- GOAL OF THE EXERCISE -
Copy all lines holding the word "text" from the entries.

- MATERIAL FOR THE TASK -
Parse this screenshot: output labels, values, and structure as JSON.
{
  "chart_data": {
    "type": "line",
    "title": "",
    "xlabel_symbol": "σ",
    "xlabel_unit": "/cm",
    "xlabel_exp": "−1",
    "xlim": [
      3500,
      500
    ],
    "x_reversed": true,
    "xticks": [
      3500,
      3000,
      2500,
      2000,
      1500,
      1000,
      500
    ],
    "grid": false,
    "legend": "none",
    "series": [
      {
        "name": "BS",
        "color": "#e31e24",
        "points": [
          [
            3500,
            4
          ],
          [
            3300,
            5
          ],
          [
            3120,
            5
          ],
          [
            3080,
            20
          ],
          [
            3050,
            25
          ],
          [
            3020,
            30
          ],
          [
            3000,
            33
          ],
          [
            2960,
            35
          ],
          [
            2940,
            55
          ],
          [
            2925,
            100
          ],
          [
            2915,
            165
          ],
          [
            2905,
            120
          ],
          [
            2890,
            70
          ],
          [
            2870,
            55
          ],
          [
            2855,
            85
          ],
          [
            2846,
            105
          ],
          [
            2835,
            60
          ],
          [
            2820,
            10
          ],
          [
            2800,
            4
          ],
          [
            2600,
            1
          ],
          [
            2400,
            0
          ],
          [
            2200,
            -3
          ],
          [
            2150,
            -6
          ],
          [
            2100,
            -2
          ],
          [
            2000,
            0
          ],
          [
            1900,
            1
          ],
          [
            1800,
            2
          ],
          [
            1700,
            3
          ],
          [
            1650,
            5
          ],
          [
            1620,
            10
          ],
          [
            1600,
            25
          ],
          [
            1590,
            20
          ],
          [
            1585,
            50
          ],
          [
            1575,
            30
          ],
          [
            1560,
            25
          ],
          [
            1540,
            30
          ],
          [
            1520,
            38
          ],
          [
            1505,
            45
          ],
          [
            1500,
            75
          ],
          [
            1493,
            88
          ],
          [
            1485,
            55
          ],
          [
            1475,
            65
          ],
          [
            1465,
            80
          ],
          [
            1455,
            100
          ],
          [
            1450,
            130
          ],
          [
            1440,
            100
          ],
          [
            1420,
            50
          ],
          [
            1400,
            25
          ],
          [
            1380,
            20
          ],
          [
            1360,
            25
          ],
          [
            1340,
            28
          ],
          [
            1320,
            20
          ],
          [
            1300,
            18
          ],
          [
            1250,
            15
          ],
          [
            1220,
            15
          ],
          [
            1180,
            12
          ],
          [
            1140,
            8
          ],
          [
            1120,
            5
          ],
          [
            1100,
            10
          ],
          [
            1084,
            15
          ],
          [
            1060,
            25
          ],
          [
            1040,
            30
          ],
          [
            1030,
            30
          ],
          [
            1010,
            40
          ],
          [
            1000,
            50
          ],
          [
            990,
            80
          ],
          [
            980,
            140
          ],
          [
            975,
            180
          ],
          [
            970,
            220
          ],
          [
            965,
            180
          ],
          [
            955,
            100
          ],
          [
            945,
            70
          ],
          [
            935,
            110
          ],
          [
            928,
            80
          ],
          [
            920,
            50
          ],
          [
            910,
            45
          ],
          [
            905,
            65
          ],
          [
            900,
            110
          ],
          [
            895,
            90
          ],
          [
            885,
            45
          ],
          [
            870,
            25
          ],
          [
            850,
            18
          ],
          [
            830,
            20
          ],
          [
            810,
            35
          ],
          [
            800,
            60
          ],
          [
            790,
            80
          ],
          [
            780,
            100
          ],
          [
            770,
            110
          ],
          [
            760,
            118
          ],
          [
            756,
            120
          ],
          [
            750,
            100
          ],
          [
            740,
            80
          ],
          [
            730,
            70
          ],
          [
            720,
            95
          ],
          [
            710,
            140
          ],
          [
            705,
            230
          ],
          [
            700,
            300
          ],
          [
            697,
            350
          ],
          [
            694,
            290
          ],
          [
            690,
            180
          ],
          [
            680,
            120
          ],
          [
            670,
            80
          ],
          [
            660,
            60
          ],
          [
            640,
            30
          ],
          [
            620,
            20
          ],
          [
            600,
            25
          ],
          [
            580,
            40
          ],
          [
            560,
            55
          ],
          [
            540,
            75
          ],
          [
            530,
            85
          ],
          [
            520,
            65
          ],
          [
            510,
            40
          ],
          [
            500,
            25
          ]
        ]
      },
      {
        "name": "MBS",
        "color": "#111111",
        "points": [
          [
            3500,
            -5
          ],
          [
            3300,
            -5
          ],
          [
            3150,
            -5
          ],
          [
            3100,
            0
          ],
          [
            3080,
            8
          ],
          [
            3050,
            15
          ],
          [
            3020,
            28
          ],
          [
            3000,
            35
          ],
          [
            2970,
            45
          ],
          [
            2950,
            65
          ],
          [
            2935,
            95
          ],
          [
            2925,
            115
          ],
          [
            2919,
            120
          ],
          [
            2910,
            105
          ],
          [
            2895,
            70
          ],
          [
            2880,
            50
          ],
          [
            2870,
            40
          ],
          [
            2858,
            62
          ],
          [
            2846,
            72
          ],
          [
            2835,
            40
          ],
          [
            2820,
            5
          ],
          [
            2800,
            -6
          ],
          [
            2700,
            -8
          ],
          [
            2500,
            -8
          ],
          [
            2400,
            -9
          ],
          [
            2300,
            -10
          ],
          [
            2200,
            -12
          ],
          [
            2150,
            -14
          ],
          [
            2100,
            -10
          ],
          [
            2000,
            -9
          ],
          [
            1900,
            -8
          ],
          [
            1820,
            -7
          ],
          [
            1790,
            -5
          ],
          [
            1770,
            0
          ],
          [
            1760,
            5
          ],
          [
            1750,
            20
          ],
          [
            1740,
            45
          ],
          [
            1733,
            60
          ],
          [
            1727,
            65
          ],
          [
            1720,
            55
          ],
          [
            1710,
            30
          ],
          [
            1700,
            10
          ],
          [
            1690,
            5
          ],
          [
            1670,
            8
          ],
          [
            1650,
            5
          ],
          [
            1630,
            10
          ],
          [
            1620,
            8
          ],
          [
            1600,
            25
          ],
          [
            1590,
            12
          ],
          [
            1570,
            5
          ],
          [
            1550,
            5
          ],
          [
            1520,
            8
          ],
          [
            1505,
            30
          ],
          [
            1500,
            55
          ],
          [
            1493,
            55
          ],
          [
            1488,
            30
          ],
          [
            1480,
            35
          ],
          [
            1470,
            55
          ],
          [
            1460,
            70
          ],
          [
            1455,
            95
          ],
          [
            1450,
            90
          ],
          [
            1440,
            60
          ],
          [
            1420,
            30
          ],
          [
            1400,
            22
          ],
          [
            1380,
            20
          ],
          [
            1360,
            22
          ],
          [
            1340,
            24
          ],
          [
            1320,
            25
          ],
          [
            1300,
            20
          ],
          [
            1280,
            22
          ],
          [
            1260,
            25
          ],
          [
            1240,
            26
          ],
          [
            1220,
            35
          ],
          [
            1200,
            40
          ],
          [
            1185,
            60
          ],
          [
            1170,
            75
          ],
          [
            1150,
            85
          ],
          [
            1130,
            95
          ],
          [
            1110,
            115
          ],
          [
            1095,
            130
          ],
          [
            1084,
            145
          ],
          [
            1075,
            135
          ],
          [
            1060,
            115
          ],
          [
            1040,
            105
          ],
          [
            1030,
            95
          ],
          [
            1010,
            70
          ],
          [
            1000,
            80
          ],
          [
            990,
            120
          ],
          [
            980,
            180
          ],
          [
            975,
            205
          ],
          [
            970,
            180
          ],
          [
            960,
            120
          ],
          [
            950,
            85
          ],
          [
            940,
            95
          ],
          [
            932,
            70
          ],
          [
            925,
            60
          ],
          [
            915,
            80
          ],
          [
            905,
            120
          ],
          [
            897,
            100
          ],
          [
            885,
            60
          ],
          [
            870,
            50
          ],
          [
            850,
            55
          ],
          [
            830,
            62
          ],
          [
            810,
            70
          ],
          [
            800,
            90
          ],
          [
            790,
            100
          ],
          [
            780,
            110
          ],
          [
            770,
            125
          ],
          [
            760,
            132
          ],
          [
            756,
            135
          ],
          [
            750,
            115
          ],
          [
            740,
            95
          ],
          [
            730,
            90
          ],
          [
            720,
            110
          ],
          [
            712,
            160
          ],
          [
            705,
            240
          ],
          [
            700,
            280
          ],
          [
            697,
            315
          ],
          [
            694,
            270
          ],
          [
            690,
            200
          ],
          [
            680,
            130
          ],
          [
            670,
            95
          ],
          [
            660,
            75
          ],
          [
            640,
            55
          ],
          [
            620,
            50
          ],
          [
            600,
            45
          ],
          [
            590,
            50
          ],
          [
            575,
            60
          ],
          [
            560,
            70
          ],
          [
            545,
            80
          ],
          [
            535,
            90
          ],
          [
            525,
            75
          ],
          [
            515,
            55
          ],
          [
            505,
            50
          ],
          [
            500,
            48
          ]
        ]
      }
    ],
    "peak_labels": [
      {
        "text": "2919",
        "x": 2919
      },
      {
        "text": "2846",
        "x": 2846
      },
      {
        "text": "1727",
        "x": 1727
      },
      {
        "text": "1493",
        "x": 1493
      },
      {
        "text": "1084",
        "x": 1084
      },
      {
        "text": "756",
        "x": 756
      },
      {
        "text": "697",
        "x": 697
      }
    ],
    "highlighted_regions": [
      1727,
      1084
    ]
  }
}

- FINAL ANSWER -
        "text": "2919",
        "text": "2846",
        "text": "1727",
        "text": "1493",
        "text": "1084",
        "text": "756",
        "text": "697",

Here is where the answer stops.